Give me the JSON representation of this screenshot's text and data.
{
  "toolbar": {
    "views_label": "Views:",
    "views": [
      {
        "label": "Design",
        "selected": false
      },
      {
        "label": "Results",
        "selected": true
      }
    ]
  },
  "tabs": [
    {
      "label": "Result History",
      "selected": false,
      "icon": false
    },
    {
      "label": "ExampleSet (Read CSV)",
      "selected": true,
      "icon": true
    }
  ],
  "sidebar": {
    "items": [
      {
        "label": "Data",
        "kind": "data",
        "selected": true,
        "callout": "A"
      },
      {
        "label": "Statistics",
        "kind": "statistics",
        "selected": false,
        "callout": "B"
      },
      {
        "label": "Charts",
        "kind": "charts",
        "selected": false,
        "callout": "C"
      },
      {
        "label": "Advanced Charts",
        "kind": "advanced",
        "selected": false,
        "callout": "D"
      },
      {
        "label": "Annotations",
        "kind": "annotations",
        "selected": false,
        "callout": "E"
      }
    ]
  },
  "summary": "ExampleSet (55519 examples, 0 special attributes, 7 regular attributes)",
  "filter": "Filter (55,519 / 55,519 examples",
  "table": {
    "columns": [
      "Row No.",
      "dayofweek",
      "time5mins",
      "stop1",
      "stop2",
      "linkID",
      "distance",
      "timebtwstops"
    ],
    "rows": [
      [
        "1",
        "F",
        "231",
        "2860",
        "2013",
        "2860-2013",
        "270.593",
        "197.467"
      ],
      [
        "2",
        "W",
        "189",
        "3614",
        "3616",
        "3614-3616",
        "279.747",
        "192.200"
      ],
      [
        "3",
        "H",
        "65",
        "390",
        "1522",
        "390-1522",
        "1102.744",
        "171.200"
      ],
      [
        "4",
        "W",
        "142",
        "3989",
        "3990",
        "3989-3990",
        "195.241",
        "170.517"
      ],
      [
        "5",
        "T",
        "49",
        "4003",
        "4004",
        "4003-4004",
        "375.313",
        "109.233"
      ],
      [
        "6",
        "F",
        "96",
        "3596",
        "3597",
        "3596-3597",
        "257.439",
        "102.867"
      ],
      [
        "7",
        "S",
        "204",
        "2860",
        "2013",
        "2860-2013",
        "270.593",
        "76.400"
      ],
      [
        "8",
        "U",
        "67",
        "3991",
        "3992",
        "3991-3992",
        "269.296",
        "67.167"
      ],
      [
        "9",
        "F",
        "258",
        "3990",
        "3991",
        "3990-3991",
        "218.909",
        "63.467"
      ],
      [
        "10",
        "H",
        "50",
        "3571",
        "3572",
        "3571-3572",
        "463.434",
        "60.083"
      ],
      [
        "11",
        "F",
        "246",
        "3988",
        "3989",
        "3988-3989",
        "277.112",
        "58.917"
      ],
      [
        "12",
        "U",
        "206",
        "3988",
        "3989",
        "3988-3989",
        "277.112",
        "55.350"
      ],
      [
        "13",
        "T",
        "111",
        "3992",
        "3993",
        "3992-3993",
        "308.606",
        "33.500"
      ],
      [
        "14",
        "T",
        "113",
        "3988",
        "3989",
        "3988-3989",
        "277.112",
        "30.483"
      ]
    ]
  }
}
☆ ☆ ☆ ☆
» GOAL
Show the data once more, exactly as it was written.

» EXERCISE SOLUTION
Give me the JSON representation of this screenshot's text and data.
{
  "toolbar": {
    "views_label": "Views:",
    "views": [
      {
        "label": "Design",
        "selected": false
      },
      {
        "label": "Results",
        "selected": true
      }
    ]
  },
  "tabs": [
    {
      "label": "Result History",
      "selected": false,
      "icon": false
    },
    {
      "label": "ExampleSet (Read CSV)",
      "selected": true,
      "icon": true
    }
  ],
  "sidebar": {
    "items": [
      {
        "label": "Data",
        "kind": "data",
        "selected": true,
        "callout": "A"
      },
      {
        "label": "Statistics",
        "kind": "statistics",
        "selected": false,
        "callout": "B"
      },
      {
        "label": "Charts",
        "kind": "charts",
        "selected": false,
        "callout": "C"
      },
      {
        "label": "Advanced Charts",
        "kind": "advanced",
        "selected": false,
        "callout": "D"
      },
      {
        "label": "Annotations",
        "kind": "annotations",
        "selected": false,
        "callout": "E"
      }
    ]
  },
  "summary": "ExampleSet (55519 examples, 0 special attributes, 7 regular attributes)",
  "filter": "Filter (55,519 / 55,519 examples",
  "table": {
    "columns": [
      "Row No.",
      "dayofweek",
      "time5mins",
      "stop1",
      "stop2",
      "linkID",
      "distance",
      "timebtwstops"
    ],
    "rows": [
      [
        "1",
        "F",
        "231",
        "2860",
        "2013",
        "2860-2013",
        "270.593",
        "197.467"
      ],
      [
        "2",
        "W",
        "189",
        "3614",
        "3616",
        "3614-3616",
        "279.747",
        "192.200"
      ],
      [
        "3",
        "H",
        "65",
        "390",
        "1522",
        "390-1522",
        "1102.744",
        "171.200"
      ],
      [
        "4",
        "W",
        "142",
        "3989",
        "3990",
        "3989-3990",
        "195.241",
        "170.517"
      ],
      [
        "5",
        "T",
        "49",
        "4003",
        "4004",
        "4003-4004",
        "375.313",
        "109.233"
      ],
      [
        "6",
        "F",
        "96",
        "3596",
        "3597",
        "3596-3597",
        "257.439",
        "102.867"
      ],
      [
        "7",
        "S",
        "204",
        "2860",
        "2013",
        "2860-2013",
        "270.593",
        "76.400"
      ],
      [
        "8",
        "U",
        "67",
        "3991",
        "3992",
        "3991-3992",
        "269.296",
        "67.167"
      ],
      [
        "9",
        "F",
        "258",
        "3990",
        "3991",
        "3990-3991",
        "218.909",
        "63.467"
      ],
      [
        "10",
        "H",
        "50",
        "3571",
        "3572",
        "3571-3572",
        "463.434",
        "60.083"
      ],
      [
        "11",
        "F",
        "246",
        "3988",
        "3989",
        "3988-3989",
        "277.112",
        "58.917"
      ],
      [
        "12",
        "U",
        "206",
        "3988",
        "3989",
        "3988-3989",
        "277.112",
        "55.350"
      ],
      [
        "13",
        "T",
        "111",
        "3992",
        "3993",
        "3992-3993",
        "308.606",
        "33.500"
      ],
      [
        "14",
        "T",
        "113",
        "3988",
        "3989",
        "3988-3989",
        "277.112",
        "30.483"
      ]
    ]
  }
}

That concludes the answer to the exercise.